[What is needed] Reproduce each record below exactly as written.

>>>>

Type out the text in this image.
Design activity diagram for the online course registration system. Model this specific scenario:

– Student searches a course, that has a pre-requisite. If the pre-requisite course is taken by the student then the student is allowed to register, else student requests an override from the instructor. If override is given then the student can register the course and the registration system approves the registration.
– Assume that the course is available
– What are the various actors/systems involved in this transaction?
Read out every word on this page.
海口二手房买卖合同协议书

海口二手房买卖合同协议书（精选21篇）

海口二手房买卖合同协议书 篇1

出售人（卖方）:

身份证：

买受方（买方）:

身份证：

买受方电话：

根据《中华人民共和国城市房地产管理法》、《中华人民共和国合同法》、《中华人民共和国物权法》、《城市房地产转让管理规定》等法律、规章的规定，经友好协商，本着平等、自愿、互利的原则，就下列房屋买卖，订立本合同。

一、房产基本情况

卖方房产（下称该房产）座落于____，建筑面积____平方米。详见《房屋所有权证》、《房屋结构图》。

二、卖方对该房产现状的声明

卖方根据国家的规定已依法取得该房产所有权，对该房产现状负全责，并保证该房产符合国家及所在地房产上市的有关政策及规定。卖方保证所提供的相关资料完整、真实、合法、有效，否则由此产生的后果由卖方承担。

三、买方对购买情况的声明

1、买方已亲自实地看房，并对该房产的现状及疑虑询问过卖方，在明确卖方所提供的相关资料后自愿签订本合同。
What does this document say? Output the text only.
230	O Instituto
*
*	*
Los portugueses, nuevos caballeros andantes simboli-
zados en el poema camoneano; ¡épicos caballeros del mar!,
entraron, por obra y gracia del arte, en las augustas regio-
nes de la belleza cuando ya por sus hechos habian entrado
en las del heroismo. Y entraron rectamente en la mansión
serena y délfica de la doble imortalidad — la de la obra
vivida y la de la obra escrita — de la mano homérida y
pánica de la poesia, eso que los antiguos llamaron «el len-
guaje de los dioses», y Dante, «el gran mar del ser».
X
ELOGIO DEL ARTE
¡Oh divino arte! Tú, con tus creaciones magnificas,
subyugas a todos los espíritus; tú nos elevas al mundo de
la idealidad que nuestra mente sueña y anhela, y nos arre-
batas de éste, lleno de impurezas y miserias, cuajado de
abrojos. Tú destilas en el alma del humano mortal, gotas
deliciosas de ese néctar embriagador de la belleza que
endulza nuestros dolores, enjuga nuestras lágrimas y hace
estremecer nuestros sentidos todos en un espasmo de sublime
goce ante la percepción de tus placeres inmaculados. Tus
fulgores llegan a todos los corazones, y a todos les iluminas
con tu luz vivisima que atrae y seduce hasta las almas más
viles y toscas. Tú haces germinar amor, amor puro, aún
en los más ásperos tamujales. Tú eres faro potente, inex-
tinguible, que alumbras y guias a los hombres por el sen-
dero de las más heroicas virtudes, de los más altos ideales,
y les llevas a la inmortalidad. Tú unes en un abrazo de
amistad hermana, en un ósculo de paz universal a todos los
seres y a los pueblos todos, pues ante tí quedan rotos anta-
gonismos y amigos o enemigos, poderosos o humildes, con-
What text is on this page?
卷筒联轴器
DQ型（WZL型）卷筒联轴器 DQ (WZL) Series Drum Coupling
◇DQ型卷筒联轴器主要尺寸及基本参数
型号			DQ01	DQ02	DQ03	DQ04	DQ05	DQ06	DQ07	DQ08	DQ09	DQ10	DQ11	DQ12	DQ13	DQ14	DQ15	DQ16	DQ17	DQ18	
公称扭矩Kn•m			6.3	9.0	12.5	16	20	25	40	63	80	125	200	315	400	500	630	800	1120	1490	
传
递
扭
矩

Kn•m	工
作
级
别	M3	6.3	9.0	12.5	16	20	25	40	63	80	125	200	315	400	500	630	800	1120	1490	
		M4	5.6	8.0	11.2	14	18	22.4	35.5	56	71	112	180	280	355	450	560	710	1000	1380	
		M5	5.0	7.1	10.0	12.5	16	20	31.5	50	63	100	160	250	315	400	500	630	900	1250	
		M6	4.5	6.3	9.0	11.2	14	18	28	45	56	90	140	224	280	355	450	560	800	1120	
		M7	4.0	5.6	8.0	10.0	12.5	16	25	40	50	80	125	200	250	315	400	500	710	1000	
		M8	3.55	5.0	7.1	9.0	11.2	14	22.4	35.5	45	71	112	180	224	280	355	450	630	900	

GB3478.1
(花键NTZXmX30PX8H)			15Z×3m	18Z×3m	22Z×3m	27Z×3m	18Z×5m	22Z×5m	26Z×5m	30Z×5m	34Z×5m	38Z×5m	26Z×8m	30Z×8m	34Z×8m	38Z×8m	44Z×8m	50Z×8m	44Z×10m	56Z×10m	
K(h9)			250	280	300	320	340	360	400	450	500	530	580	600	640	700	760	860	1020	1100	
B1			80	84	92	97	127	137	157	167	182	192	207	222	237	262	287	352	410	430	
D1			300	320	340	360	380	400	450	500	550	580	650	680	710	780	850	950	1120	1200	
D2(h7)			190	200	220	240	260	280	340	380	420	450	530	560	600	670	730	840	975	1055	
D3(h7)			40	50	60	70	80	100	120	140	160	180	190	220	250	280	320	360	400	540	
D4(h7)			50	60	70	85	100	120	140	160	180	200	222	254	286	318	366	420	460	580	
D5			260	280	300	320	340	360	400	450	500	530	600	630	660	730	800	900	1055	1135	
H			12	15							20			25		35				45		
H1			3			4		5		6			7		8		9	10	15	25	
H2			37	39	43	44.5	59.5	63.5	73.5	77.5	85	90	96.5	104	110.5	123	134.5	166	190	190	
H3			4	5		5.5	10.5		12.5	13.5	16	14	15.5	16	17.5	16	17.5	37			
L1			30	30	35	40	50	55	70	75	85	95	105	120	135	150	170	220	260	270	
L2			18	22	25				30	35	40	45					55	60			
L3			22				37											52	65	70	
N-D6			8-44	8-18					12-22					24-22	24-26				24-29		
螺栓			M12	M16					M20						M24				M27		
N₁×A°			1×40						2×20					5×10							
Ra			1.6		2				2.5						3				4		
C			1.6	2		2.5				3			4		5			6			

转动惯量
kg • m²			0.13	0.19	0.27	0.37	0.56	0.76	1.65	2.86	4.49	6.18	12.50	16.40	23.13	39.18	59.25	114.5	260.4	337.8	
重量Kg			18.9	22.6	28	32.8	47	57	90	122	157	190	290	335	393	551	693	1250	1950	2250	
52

<<<<

[Reply to the task]
Type out the text in this image.
Design activity diagram for the online course registration system. Model this specific scenario:

– Student searches a course, that has a pre-requisite. If the pre-requisite course is taken by the student then the student is allowed to register, else student requests an override from the instructor. If override is given then the student can register the course and the registration system approves the registration.
– Assume that the course is available
– What are the various actors/systems involved in this transaction?
Read out every word on this page.
海口二手房买卖合同协议书

海口二手房买卖合同协议书（精选21篇）

海口二手房买卖合同协议书 篇1

出售人（卖方）:

身份证：

买受方（买方）:

身份证：

买受方电话：

根据《中华人民共和国城市房地产管理法》、《中华人民共和国合同法》、《中华人民共和国物权法》、《城市房地产转让管理规定》等法律、规章的规定，经友好协商，本着平等、自愿、互利的原则，就下列房屋买卖，订立本合同。

一、房产基本情况

卖方房产（下称该房产）座落于____，建筑面积____平方米。详见《房屋所有权证》、《房屋结构图》。

二、卖方对该房产现状的声明

卖方根据国家的规定已依法取得该房产所有权，对该房产现状负全责，并保证该房产符合国家及所在地房产上市的有关政策及规定。卖方保证所提供的相关资料完整、真实、合法、有效，否则由此产生的后果由卖方承担。

三、买方对购买情况的声明

1、买方已亲自实地看房，并对该房产的现状及疑虑询问过卖方，在明确卖方所提供的相关资料后自愿签订本合同。
What does this document say? Output the text only.
230	O Instituto
*
*	*
Los portugueses, nuevos caballeros andantes simboli-
zados en el poema camoneano; ¡épicos caballeros del mar!,
entraron, por obra y gracia del arte, en las augustas regio-
nes de la belleza cuando ya por sus hechos habian entrado
en las del heroismo. Y entraron rectamente en la mansión
serena y délfica de la doble imortalidad — la de la obra
vivida y la de la obra escrita — de la mano homérida y
pánica de la poesia, eso que los antiguos llamaron «el len-
guaje de los dioses», y Dante, «el gran mar del ser».
X
ELOGIO DEL ARTE
¡Oh divino arte! Tú, con tus creaciones magnificas,
subyugas a todos los espíritus; tú nos elevas al mundo de
la idealidad que nuestra mente sueña y anhela, y nos arre-
batas de éste, lleno de impurezas y miserias, cuajado de
abrojos. Tú destilas en el alma del humano mortal, gotas
deliciosas de ese néctar embriagador de la belleza que
endulza nuestros dolores, enjuga nuestras lágrimas y hace
estremecer nuestros sentidos todos en un espasmo de sublime
goce ante la percepción de tus placeres inmaculados. Tus
fulgores llegan a todos los corazones, y a todos les iluminas
con tu luz vivisima que atrae y seduce hasta las almas más
viles y toscas. Tú haces germinar amor, amor puro, aún
en los más ásperos tamujales. Tú eres faro potente, inex-
tinguible, que alumbras y guias a los hombres por el sen-
dero de las más heroicas virtudes, de los más altos ideales,
y les llevas a la inmortalidad. Tú unes en un abrazo de
amistad hermana, en un ósculo de paz universal a todos los
seres y a los pueblos todos, pues ante tí quedan rotos anta-
gonismos y amigos o enemigos, poderosos o humildes, con-
What text is on this page?
卷筒联轴器
DQ型（WZL型）卷筒联轴器 DQ (WZL) Series Drum Coupling
◇DQ型卷筒联轴器主要尺寸及基本参数
型号			DQ01	DQ02	DQ03	DQ04	DQ05	DQ06	DQ07	DQ08	DQ09	DQ10	DQ11	DQ12	DQ13	DQ14	DQ15	DQ16	DQ17	DQ18	
公称扭矩Kn•m			6.3	9.0	12.5	16	20	25	40	63	80	125	200	315	400	500	630	800	1120	1490	
传
递
扭
矩

Kn•m	工
作
级
别	M3	6.3	9.0	12.5	16	20	25	40	63	80	125	200	315	400	500	630	800	1120	1490	
		M4	5.6	8.0	11.2	14	18	22.4	35.5	56	71	112	180	280	355	450	560	710	1000	1380	
		M5	5.0	7.1	10.0	12.5	16	20	31.5	50	63	100	160	250	315	400	500	630	900	1250	
		M6	4.5	6.3	9.0	11.2	14	18	28	45	56	90	140	224	280	355	450	560	800	1120	
		M7	4.0	5.6	8.0	10.0	12.5	16	25	40	50	80	125	200	250	315	400	500	710	1000	
		M8	3.55	5.0	7.1	9.0	11.2	14	22.4	35.5	45	71	112	180	224	280	355	450	630	900	

GB3478.1
(花键NTZXmX30PX8H)			15Z×3m	18Z×3m	22Z×3m	27Z×3m	18Z×5m	22Z×5m	26Z×5m	30Z×5m	34Z×5m	38Z×5m	26Z×8m	30Z×8m	34Z×8m	38Z×8m	44Z×8m	50Z×8m	44Z×10m	56Z×10m	
K(h9)			250	280	300	320	340	360	400	450	500	530	580	600	640	700	760	860	1020	1100	
B1			80	84	92	97	127	137	157	167	182	192	207	222	237	262	287	352	410	430	
D1			300	320	340	360	380	400	450	500	550	580	650	680	710	780	850	950	1120	1200	
D2(h7)			190	200	220	240	260	280	340	380	420	450	530	560	600	670	730	840	975	1055	
D3(h7)			40	50	60	70	80	100	120	140	160	180	190	220	250	280	320	360	400	540	
D4(h7)			50	60	70	85	100	120	140	160	180	200	222	254	286	318	366	420	460	580	
D5			260	280	300	320	340	360	400	450	500	530	600	630	660	730	800	900	1055	1135	
H			12	15							20			25		35				45		
H1			3			4		5		6			7		8		9	10	15	25	
H2			37	39	43	44.5	59.5	63.5	73.5	77.5	85	90	96.5	104	110.5	123	134.5	166	190	190	
H3			4	5		5.5	10.5		12.5	13.5	16	14	15.5	16	17.5	16	17.5	37			
L1			30	30	35	40	50	55	70	75	85	95	105	120	135	150	170	220	260	270	
L2			18	22	25				30	35	40	45					55	60			
L3			22				37											52	65	70	
N-D6			8-44	8-18					12-22					24-22	24-26				24-29		
螺栓			M12	M16					M20						M24				M27		
N₁×A°			1×40						2×20					5×10							
Ra			1.6		2				2.5						3				4		
C			1.6	2		2.5				3			4		5			6			

转动惯量
kg • m²			0.13	0.19	0.27	0.37	0.56	0.76	1.65	2.86	4.49	6.18	12.50	16.40	23.13	39.18	59.25	114.5	260.4	337.8	
重量Kg			18.9	22.6	28	32.8	47	57	90	122	157	190	290	335	393	551	693	1250	1950	2250	
52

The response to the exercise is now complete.